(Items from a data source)
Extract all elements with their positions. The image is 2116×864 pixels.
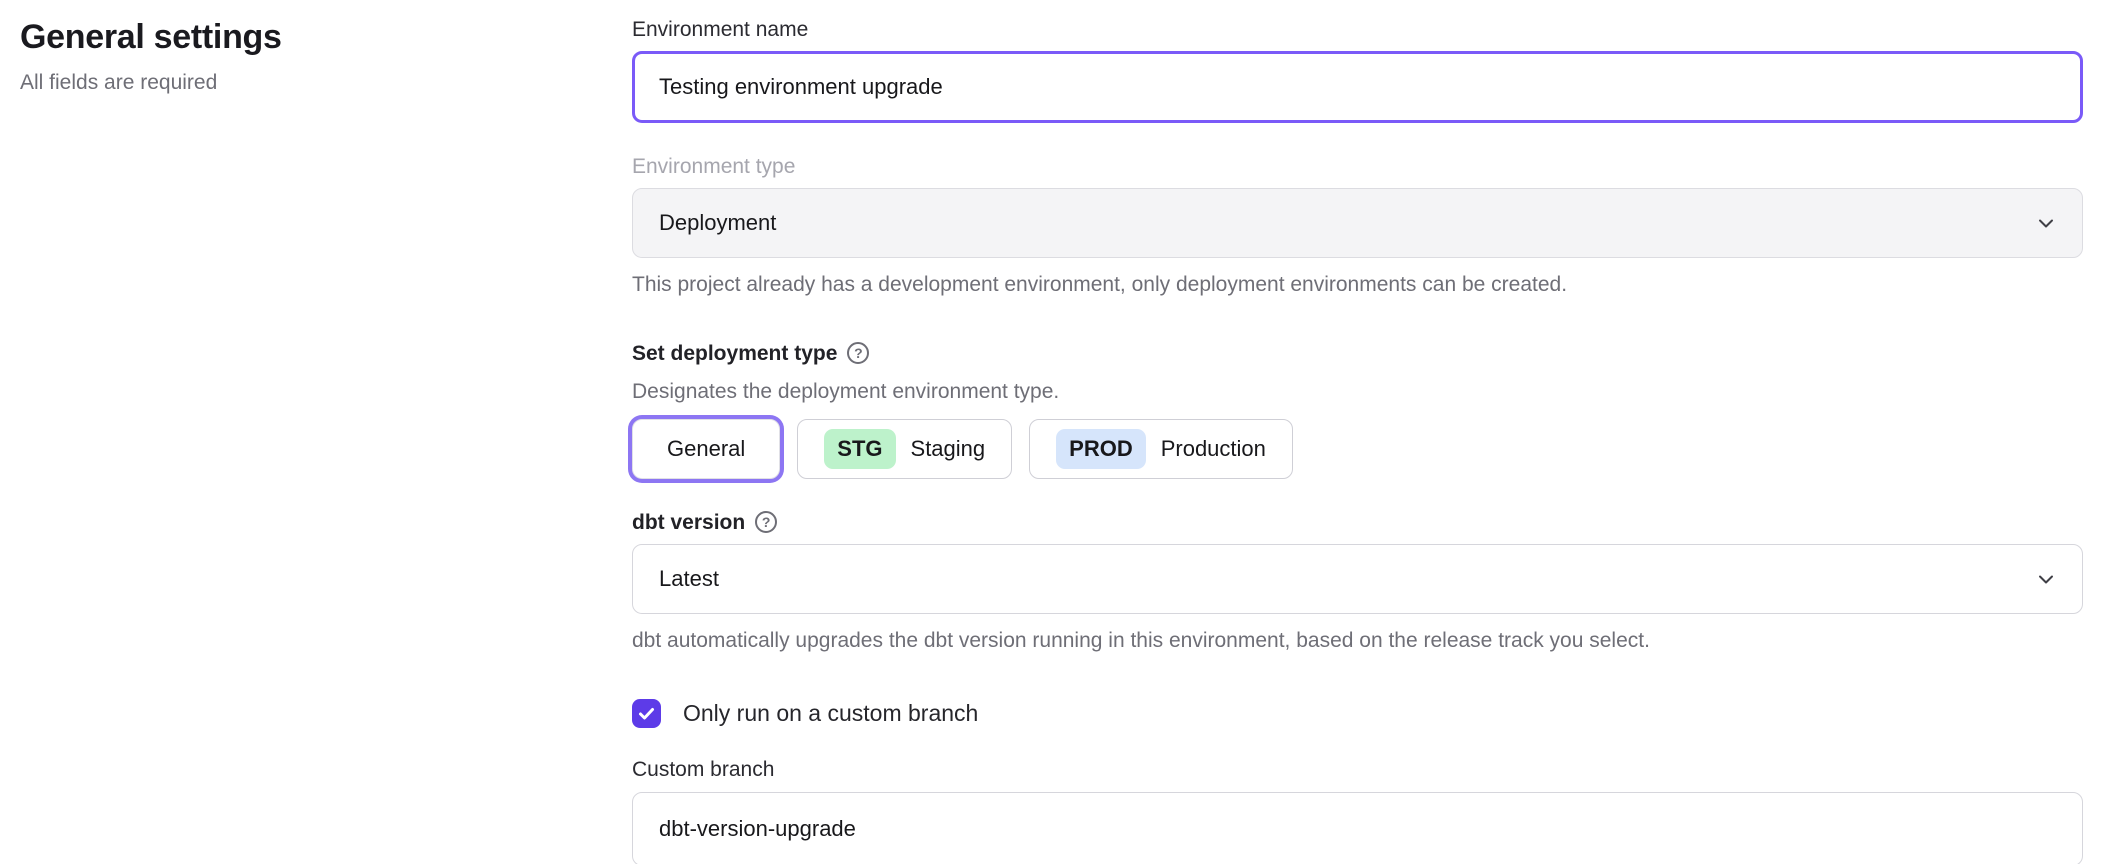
chevron-down-icon (2034, 567, 2058, 591)
settings-page: General settings All fields are required… (0, 0, 2116, 864)
custom-branch-input[interactable] (632, 792, 2083, 864)
help-icon[interactable]: ? (755, 511, 777, 533)
production-badge: PROD (1056, 429, 1146, 469)
deployment-type-options: General STG Staging PROD Production (632, 419, 2083, 479)
dbt-version-label: dbt version ? (632, 510, 2083, 535)
production-option-label: Production (1161, 436, 1266, 462)
custom-branch-checkbox-label[interactable]: Only run on a custom branch (683, 700, 978, 727)
dbt-version-value: Latest (659, 566, 719, 592)
section-header: General settings All fields are required (0, 0, 632, 864)
deployment-type-helper: Designates the deployment environment ty… (632, 380, 2083, 404)
deployment-type-option-staging[interactable]: STG Staging (797, 419, 1012, 479)
custom-branch-checkbox[interactable] (632, 699, 661, 728)
deployment-type-option-production[interactable]: PROD Production (1029, 419, 1293, 479)
custom-branch-label: Custom branch (632, 757, 2083, 782)
help-icon[interactable]: ? (847, 342, 869, 364)
deployment-type-label: Set deployment type ? (632, 341, 2083, 366)
staging-option-label: Staging (911, 436, 986, 462)
environment-type-label: Environment type (632, 154, 2083, 179)
dbt-version-label-text: dbt version (632, 510, 745, 535)
environment-type-value: Deployment (659, 210, 776, 236)
dbt-version-select[interactable]: Latest (632, 544, 2083, 614)
environment-name-input[interactable] (632, 51, 2083, 123)
environment-type-select[interactable]: Deployment (632, 188, 2083, 258)
deployment-type-label-text: Set deployment type (632, 341, 837, 366)
general-option-label: General (667, 436, 745, 462)
settings-form: Environment name Environment type Deploy… (632, 0, 2083, 864)
chevron-down-icon (2034, 211, 2058, 235)
check-icon (637, 704, 656, 723)
dbt-version-helper: dbt automatically upgrades the dbt versi… (632, 627, 2083, 654)
environment-type-helper: This project already has a development e… (632, 271, 2083, 298)
staging-badge: STG (824, 429, 895, 469)
custom-branch-toggle-row: Only run on a custom branch (632, 699, 2083, 728)
page-subtitle: All fields are required (20, 71, 632, 95)
page-title: General settings (20, 16, 632, 59)
environment-name-label: Environment name (632, 17, 2083, 42)
deployment-type-option-general[interactable]: General (632, 419, 780, 479)
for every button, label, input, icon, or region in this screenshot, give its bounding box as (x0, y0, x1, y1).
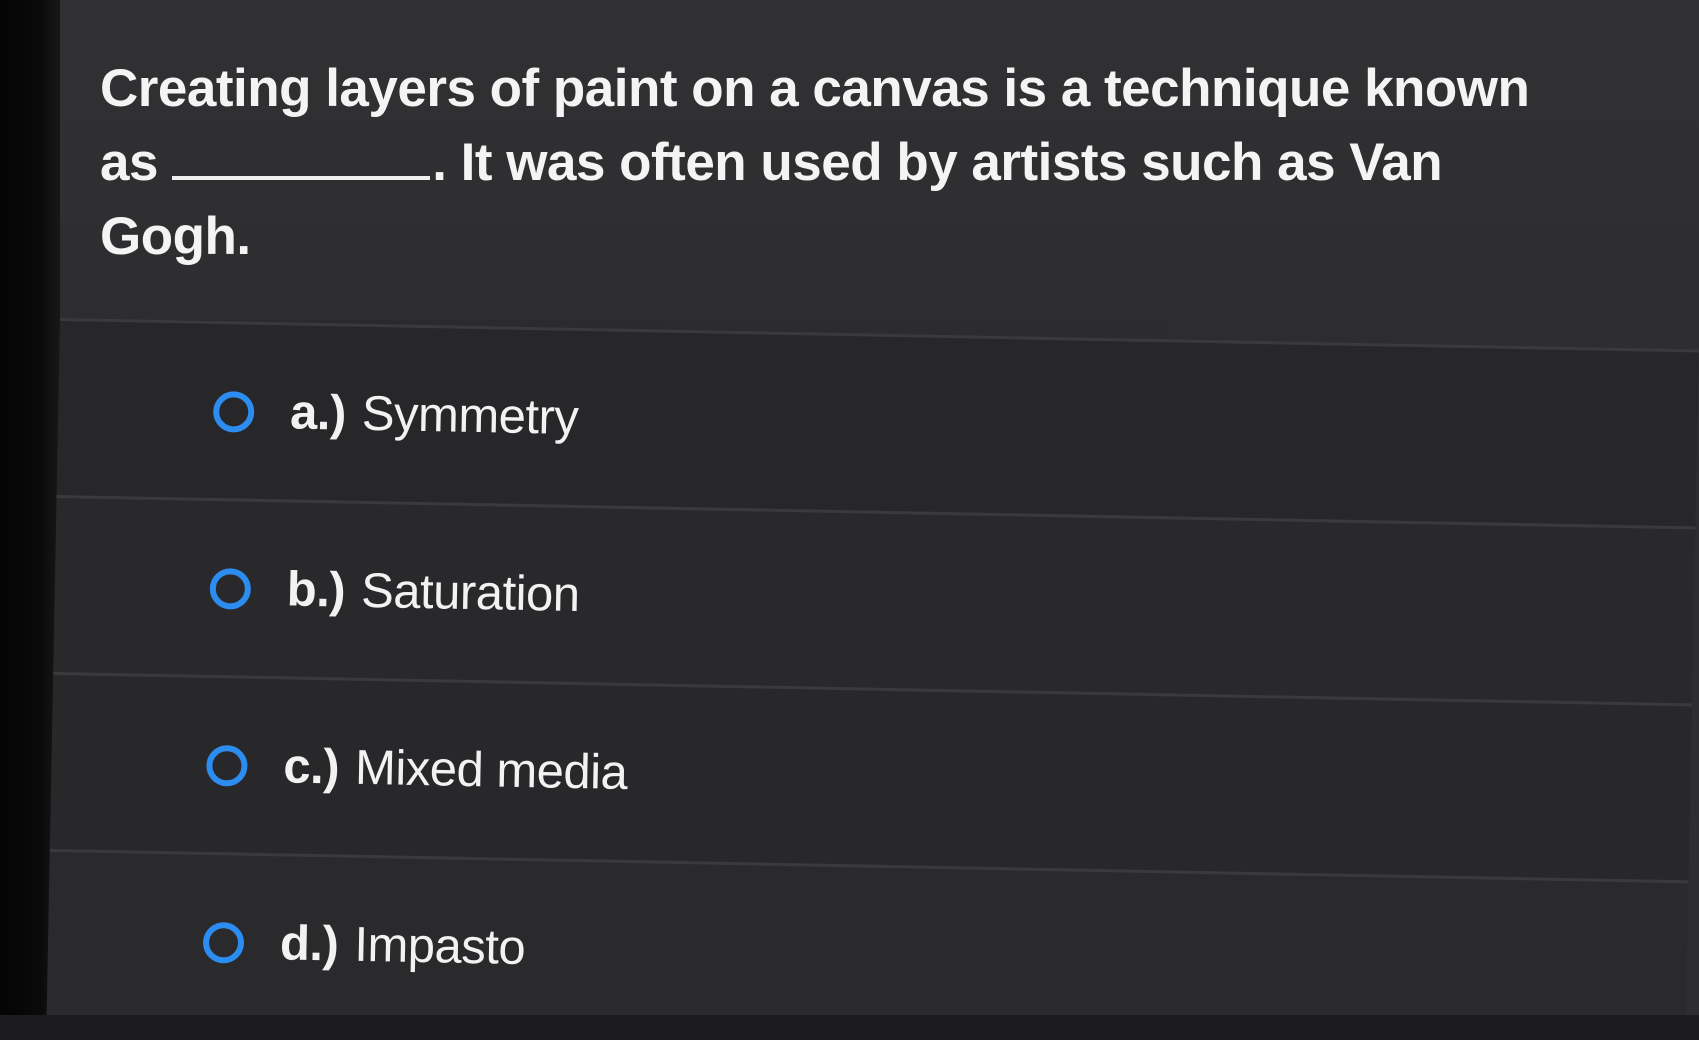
bottom-edge (0, 1015, 1699, 1040)
option-a[interactable]: a.) Symmetry (56, 318, 1699, 527)
option-text: b.) Saturation (286, 561, 580, 623)
option-text: d.) Impasto (279, 915, 526, 976)
option-label: Saturation (360, 563, 581, 623)
option-c[interactable]: c.) Mixed media (49, 671, 1692, 881)
answer-options: a.) Symmetry b.) Saturation c.) Mixed media… (46, 318, 1699, 1040)
option-label: Impasto (353, 917, 526, 976)
option-label: Mixed media (354, 740, 628, 800)
option-label: Symmetry (361, 386, 579, 445)
screen: Creating layers of paint on a canvas is … (0, 0, 1699, 1040)
question-text: Creating layers of paint on a canvas is … (100, 52, 1580, 274)
answer-blank (172, 136, 431, 180)
option-letter: d.) (279, 916, 339, 972)
option-b[interactable]: b.) Saturation (53, 494, 1696, 704)
radio-button-icon[interactable] (202, 921, 245, 964)
radio-button-icon[interactable] (209, 567, 252, 610)
option-text: a.) Symmetry (290, 384, 579, 446)
option-letter: a.) (289, 385, 347, 441)
option-text: c.) Mixed media (283, 738, 628, 801)
option-letter: b.) (286, 562, 346, 618)
option-d[interactable]: d.) Impasto (46, 848, 1689, 1040)
radio-button-icon[interactable] (212, 390, 255, 433)
option-letter: c.) (282, 739, 340, 795)
radio-button-icon[interactable] (206, 744, 248, 787)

* _Task goal_
Reproduce all of the material above with "radio-button-icon" switched to "radio-icon" and every other detail left unchanged, and leave out the pictures.

* _Reply to the exercise_
Extract all elements with their positions. The image is 2116×864 pixels.
chevron-down-icon (2034, 567, 2058, 591)
settings-page: General settings All fields are required… (0, 0, 2116, 864)
custom-branch-input[interactable] (632, 792, 2083, 864)
help-icon[interactable]: ? (755, 511, 777, 533)
production-badge: PROD (1056, 429, 1146, 469)
deployment-type-options: General STG Staging PROD Production (632, 419, 2083, 479)
dbt-version-label: dbt version ? (632, 510, 2083, 535)
production-option-label: Production (1161, 436, 1266, 462)
custom-branch-checkbox-label[interactable]: Only run on a custom branch (683, 700, 978, 727)
dbt-version-value: Latest (659, 566, 719, 592)
section-header: General settings All fields are required (0, 0, 632, 864)
deployment-type-helper: Designates the deployment environment ty… (632, 380, 2083, 404)
deployment-type-option-staging[interactable]: STG Staging (797, 419, 1012, 479)
custom-branch-checkbox[interactable] (632, 699, 661, 728)
deployment-type-option-production[interactable]: PROD Production (1029, 419, 1293, 479)
custom-branch-label: Custom branch (632, 757, 2083, 782)
help-icon[interactable]: ? (847, 342, 869, 364)
deployment-type-label: Set deployment type ? (632, 341, 2083, 366)
staging-option-label: Staging (911, 436, 986, 462)
environment-type-label: Environment type (632, 154, 2083, 179)
dbt-version-label-text: dbt version (632, 510, 745, 535)
environment-type-value: Deployment (659, 210, 776, 236)
dbt-version-select[interactable]: Latest (632, 544, 2083, 614)
environment-name-input[interactable] (632, 51, 2083, 123)
environment-type-select[interactable]: Deployment (632, 188, 2083, 258)
deployment-type-label-text: Set deployment type (632, 341, 837, 366)
general-option-label: General (667, 436, 745, 462)
settings-form: Environment name Environment type Deploy… (632, 0, 2083, 864)
chevron-down-icon (2034, 211, 2058, 235)
check-icon (637, 704, 656, 723)
dbt-version-helper: dbt automatically upgrades the dbt versi… (632, 627, 2083, 654)
environment-type-helper: This project already has a development e… (632, 271, 2083, 298)
staging-badge: STG (824, 429, 895, 469)
custom-branch-toggle-row: Only run on a custom branch (632, 699, 2083, 728)
page-subtitle: All fields are required (20, 71, 632, 95)
page-title: General settings (20, 16, 632, 59)
environment-name-label: Environment name (632, 17, 2083, 42)
deployment-type-option-general[interactable]: General (632, 419, 780, 479)
for every button, label, input, icon, or region in this screenshot, give its bounding box as (x0, y0, x1, y1).
bottom-edge (0, 1015, 1699, 1040)
option-a[interactable]: a.) Symmetry (56, 318, 1699, 527)
option-text: b.) Saturation (286, 561, 580, 623)
option-text: d.) Impasto (279, 915, 526, 976)
option-label: Saturation (360, 563, 581, 623)
option-c[interactable]: c.) Mixed media (49, 671, 1692, 881)
answer-options: a.) Symmetry b.) Saturation c.) Mixed media… (46, 318, 1699, 1040)
option-label: Impasto (353, 917, 526, 976)
option-label: Mixed media (354, 740, 628, 800)
option-label: Symmetry (361, 386, 579, 445)
screen: Creating layers of paint on a canvas is … (0, 0, 1699, 1040)
question-text: Creating layers of paint on a canvas is … (100, 52, 1580, 274)
answer-blank (172, 136, 431, 180)
option-letter: d.) (279, 916, 339, 972)
option-b[interactable]: b.) Saturation (53, 494, 1696, 704)
radio-icon[interactable] (202, 921, 245, 964)
radio-icon[interactable] (209, 567, 252, 610)
option-text: a.) Symmetry (290, 384, 579, 446)
option-letter: a.) (289, 385, 347, 441)
option-text: c.) Mixed media (283, 738, 628, 801)
option-letter: b.) (286, 562, 346, 618)
option-d[interactable]: d.) Impasto (46, 848, 1689, 1040)
radio-icon[interactable] (212, 390, 255, 433)
option-letter: c.) (282, 739, 340, 795)
radio-icon[interactable] (206, 744, 248, 787)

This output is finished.